## DATA FOR PROCESSING
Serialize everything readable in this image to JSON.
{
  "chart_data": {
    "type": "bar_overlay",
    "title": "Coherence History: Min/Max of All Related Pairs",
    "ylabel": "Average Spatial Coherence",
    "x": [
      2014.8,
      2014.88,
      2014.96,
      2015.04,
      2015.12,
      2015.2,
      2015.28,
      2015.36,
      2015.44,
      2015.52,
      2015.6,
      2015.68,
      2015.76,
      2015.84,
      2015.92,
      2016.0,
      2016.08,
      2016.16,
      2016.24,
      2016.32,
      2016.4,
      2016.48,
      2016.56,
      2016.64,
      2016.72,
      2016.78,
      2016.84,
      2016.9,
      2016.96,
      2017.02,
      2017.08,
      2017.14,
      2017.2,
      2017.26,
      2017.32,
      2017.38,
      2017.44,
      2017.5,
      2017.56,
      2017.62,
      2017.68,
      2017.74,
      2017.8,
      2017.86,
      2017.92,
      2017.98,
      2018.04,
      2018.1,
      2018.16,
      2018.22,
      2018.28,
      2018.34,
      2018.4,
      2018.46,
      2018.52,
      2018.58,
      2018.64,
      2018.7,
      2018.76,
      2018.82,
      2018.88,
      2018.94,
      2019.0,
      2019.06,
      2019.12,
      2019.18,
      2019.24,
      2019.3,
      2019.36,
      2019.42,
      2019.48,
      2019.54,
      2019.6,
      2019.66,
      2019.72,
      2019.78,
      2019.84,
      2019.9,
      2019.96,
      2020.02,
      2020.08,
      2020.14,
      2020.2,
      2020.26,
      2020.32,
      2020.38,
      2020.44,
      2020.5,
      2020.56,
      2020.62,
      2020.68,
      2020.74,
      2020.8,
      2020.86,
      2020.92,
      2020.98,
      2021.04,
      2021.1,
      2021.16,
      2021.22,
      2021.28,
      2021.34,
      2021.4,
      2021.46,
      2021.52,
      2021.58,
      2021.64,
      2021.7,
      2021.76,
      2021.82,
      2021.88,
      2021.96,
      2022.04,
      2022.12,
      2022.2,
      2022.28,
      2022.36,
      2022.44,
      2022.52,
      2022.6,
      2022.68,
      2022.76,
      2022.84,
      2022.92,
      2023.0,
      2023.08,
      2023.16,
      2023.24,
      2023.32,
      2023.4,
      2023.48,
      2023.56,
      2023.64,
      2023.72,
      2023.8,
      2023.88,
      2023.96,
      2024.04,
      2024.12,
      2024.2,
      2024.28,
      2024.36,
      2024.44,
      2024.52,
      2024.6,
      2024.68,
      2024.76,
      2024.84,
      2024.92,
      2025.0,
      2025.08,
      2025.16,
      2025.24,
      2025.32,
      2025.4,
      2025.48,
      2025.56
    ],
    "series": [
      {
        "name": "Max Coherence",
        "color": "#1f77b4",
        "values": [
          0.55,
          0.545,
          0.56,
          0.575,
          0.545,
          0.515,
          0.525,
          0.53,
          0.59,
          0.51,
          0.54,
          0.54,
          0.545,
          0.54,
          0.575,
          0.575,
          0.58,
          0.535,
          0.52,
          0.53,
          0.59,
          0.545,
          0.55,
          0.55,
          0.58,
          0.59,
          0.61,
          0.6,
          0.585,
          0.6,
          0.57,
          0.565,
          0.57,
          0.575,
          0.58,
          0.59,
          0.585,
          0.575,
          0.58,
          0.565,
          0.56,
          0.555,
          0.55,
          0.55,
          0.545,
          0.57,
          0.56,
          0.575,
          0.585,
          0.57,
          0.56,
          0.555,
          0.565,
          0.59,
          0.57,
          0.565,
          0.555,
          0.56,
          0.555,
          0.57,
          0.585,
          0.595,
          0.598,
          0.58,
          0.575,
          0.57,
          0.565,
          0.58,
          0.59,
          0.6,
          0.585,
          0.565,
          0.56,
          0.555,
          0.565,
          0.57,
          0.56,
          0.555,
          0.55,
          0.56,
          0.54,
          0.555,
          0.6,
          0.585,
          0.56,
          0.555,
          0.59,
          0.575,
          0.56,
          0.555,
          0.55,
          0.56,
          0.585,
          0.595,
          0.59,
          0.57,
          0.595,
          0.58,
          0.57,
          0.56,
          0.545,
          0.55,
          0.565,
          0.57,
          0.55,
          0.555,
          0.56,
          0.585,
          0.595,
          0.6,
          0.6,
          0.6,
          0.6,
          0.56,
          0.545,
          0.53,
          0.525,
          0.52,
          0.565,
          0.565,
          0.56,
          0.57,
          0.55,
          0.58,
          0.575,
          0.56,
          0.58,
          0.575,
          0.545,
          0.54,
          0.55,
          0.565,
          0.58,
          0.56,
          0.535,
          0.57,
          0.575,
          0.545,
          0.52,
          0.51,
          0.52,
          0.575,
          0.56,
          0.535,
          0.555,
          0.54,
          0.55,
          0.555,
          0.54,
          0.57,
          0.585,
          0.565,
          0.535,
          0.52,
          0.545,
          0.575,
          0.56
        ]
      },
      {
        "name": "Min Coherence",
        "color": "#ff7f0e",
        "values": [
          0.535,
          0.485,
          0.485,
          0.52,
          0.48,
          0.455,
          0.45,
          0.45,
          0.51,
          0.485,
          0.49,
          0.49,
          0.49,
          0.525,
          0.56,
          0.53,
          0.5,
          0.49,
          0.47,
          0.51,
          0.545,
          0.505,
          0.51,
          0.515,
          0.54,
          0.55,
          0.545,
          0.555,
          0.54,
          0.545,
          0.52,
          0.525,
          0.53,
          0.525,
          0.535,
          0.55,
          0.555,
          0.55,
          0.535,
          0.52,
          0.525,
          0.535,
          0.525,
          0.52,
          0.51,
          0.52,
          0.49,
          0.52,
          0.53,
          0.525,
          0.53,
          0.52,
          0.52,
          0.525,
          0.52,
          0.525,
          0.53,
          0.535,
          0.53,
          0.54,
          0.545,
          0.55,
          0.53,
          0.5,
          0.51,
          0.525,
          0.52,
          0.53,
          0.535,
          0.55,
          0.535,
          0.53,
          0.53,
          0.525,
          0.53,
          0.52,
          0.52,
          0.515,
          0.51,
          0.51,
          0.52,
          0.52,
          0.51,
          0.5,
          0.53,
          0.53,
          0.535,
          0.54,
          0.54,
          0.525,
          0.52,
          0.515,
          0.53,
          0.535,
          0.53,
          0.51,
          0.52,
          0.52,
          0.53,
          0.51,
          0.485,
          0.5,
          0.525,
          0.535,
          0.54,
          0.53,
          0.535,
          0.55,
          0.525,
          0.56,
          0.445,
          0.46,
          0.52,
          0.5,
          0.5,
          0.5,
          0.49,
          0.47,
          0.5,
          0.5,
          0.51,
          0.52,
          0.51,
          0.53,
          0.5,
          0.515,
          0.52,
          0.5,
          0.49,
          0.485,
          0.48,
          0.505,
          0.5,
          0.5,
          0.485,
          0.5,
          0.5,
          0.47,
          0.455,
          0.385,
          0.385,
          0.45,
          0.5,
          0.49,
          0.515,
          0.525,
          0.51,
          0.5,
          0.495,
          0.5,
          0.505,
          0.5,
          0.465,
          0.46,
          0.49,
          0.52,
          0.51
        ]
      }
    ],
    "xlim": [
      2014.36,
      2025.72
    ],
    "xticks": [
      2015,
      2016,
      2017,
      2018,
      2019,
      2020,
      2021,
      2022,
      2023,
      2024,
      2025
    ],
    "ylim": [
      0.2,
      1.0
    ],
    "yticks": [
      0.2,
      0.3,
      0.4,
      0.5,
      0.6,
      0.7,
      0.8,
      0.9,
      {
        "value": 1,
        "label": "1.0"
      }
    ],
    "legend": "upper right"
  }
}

## WHAT TO DO
Write out all the records above again, exactly as they stand.

## IN RESPONSE
Serialize everything readable in this image to JSON.
{
  "chart_data": {
    "type": "bar_overlay",
    "title": "Coherence History: Min/Max of All Related Pairs",
    "ylabel": "Average Spatial Coherence",
    "x": [
      2014.8,
      2014.88,
      2014.96,
      2015.04,
      2015.12,
      2015.2,
      2015.28,
      2015.36,
      2015.44,
      2015.52,
      2015.6,
      2015.68,
      2015.76,
      2015.84,
      2015.92,
      2016.0,
      2016.08,
      2016.16,
      2016.24,
      2016.32,
      2016.4,
      2016.48,
      2016.56,
      2016.64,
      2016.72,
      2016.78,
      2016.84,
      2016.9,
      2016.96,
      2017.02,
      2017.08,
      2017.14,
      2017.2,
      2017.26,
      2017.32,
      2017.38,
      2017.44,
      2017.5,
      2017.56,
      2017.62,
      2017.68,
      2017.74,
      2017.8,
      2017.86,
      2017.92,
      2017.98,
      2018.04,
      2018.1,
      2018.16,
      2018.22,
      2018.28,
      2018.34,
      2018.4,
      2018.46,
      2018.52,
      2018.58,
      2018.64,
      2018.7,
      2018.76,
      2018.82,
      2018.88,
      2018.94,
      2019.0,
      2019.06,
      2019.12,
      2019.18,
      2019.24,
      2019.3,
      2019.36,
      2019.42,
      2019.48,
      2019.54,
      2019.6,
      2019.66,
      2019.72,
      2019.78,
      2019.84,
      2019.9,
      2019.96,
      2020.02,
      2020.08,
      2020.14,
      2020.2,
      2020.26,
      2020.32,
      2020.38,
      2020.44,
      2020.5,
      2020.56,
      2020.62,
      2020.68,
      2020.74,
      2020.8,
      2020.86,
      2020.92,
      2020.98,
      2021.04,
      2021.1,
      2021.16,
      2021.22,
      2021.28,
      2021.34,
      2021.4,
      2021.46,
      2021.52,
      2021.58,
      2021.64,
      2021.7,
      2021.76,
      2021.82,
      2021.88,
      2021.96,
      2022.04,
      2022.12,
      2022.2,
      2022.28,
      2022.36,
      2022.44,
      2022.52,
      2022.6,
      2022.68,
      2022.76,
      2022.84,
      2022.92,
      2023.0,
      2023.08,
      2023.16,
      2023.24,
      2023.32,
      2023.4,
      2023.48,
      2023.56,
      2023.64,
      2023.72,
      2023.8,
      2023.88,
      2023.96,
      2024.04,
      2024.12,
      2024.2,
      2024.28,
      2024.36,
      2024.44,
      2024.52,
      2024.6,
      2024.68,
      2024.76,
      2024.84,
      2024.92,
      2025.0,
      2025.08,
      2025.16,
      2025.24,
      2025.32,
      2025.4,
      2025.48,
      2025.56
    ],
    "series": [
      {
        "name": "Max Coherence",
        "color": "#1f77b4",
        "values": [
          0.55,
          0.545,
          0.56,
          0.575,
          0.545,
          0.515,
          0.525,
          0.53,
          0.59,
          0.51,
          0.54,
          0.54,
          0.545,
          0.54,
          0.575,
          0.575,
          0.58,
          0.535,
          0.52,
          0.53,
          0.59,
          0.545,
          0.55,
          0.55,
          0.58,
          0.59,
          0.61,
          0.6,
          0.585,
          0.6,
          0.57,
          0.565,
          0.57,
          0.575,
          0.58,
          0.59,
          0.585,
          0.575,
          0.58,
          0.565,
          0.56,
          0.555,
          0.55,
          0.55,
          0.545,
          0.57,
          0.56,
          0.575,
          0.585,
          0.57,
          0.56,
          0.555,
          0.565,
          0.59,
          0.57,
          0.565,
          0.555,
          0.56,
          0.555,
          0.57,
          0.585,
          0.595,
          0.598,
          0.58,
          0.575,
          0.57,
          0.565,
          0.58,
          0.59,
          0.6,
          0.585,
          0.565,
          0.56,
          0.555,
          0.565,
          0.57,
          0.56,
          0.555,
          0.55,
          0.56,
          0.54,
          0.555,
          0.6,
          0.585,
          0.56,
          0.555,
          0.59,
          0.575,
          0.56,
          0.555,
          0.55,
          0.56,
          0.585,
          0.595,
          0.59,
          0.57,
          0.595,
          0.58,
          0.57,
          0.56,
          0.545,
          0.55,
          0.565,
          0.57,
          0.55,
          0.555,
          0.56,
          0.585,
          0.595,
          0.6,
          0.6,
          0.6,
          0.6,
          0.56,
          0.545,
          0.53,
          0.525,
          0.52,
          0.565,
          0.565,
          0.56,
          0.57,
          0.55,
          0.58,
          0.575,
          0.56,
          0.58,
          0.575,
          0.545,
          0.54,
          0.55,
          0.565,
          0.58,
          0.56,
          0.535,
          0.57,
          0.575,
          0.545,
          0.52,
          0.51,
          0.52,
          0.575,
          0.56,
          0.535,
          0.555,
          0.54,
          0.55,
          0.555,
          0.54,
          0.57,
          0.585,
          0.565,
          0.535,
          0.52,
          0.545,
          0.575,
          0.56
        ]
      },
      {
        "name": "Min Coherence",
        "color": "#ff7f0e",
        "values": [
          0.535,
          0.485,
          0.485,
          0.52,
          0.48,
          0.455,
          0.45,
          0.45,
          0.51,
          0.485,
          0.49,
          0.49,
          0.49,
          0.525,
          0.56,
          0.53,
          0.5,
          0.49,
          0.47,
          0.51,
          0.545,
          0.505,
          0.51,
          0.515,
          0.54,
          0.55,
          0.545,
          0.555,
          0.54,
          0.545,
          0.52,
          0.525,
          0.53,
          0.525,
          0.535,
          0.55,
          0.555,
          0.55,
          0.535,
          0.52,
          0.525,
          0.535,
          0.525,
          0.52,
          0.51,
          0.52,
          0.49,
          0.52,
          0.53,
          0.525,
          0.53,
          0.52,
          0.52,
          0.525,
          0.52,
          0.525,
          0.53,
          0.535,
          0.53,
          0.54,
          0.545,
          0.55,
          0.53,
          0.5,
          0.51,
          0.525,
          0.52,
          0.53,
          0.535,
          0.55,
          0.535,
          0.53,
          0.53,
          0.525,
          0.53,
          0.52,
          0.52,
          0.515,
          0.51,
          0.51,
          0.52,
          0.52,
          0.51,
          0.5,
          0.53,
          0.53,
          0.535,
          0.54,
          0.54,
          0.525,
          0.52,
          0.515,
          0.53,
          0.535,
          0.53,
          0.51,
          0.52,
          0.52,
          0.53,
          0.51,
          0.485,
          0.5,
          0.525,
          0.535,
          0.54,
          0.53,
          0.535,
          0.55,
          0.525,
          0.56,
          0.445,
          0.46,
          0.52,
          0.5,
          0.5,
          0.5,
          0.49,
          0.47,
          0.5,
          0.5,
          0.51,
          0.52,
          0.51,
          0.53,
          0.5,
          0.515,
          0.52,
          0.5,
          0.49,
          0.485,
          0.48,
          0.505,
          0.5,
          0.5,
          0.485,
          0.5,
          0.5,
          0.47,
          0.455,
          0.385,
          0.385,
          0.45,
          0.5,
          0.49,
          0.515,
          0.525,
          0.51,
          0.5,
          0.495,
          0.5,
          0.505,
          0.5,
          0.465,
          0.46,
          0.49,
          0.52,
          0.51
        ]
      }
    ],
    "xlim": [
      2014.36,
      2025.72
    ],
    "xticks": [
      2015,
      2016,
      2017,
      2018,
      2019,
      2020,
      2021,
      2022,
      2023,
      2024,
      2025
    ],
    "ylim": [
      0.2,
      1.0
    ],
    "yticks": [
      0.2,
      0.3,
      0.4,
      0.5,
      0.6,
      0.7,
      0.8,
      0.9,
      {
        "value": 1,
        "label": "1.0"
      }
    ],
    "legend": "upper right"
  }
}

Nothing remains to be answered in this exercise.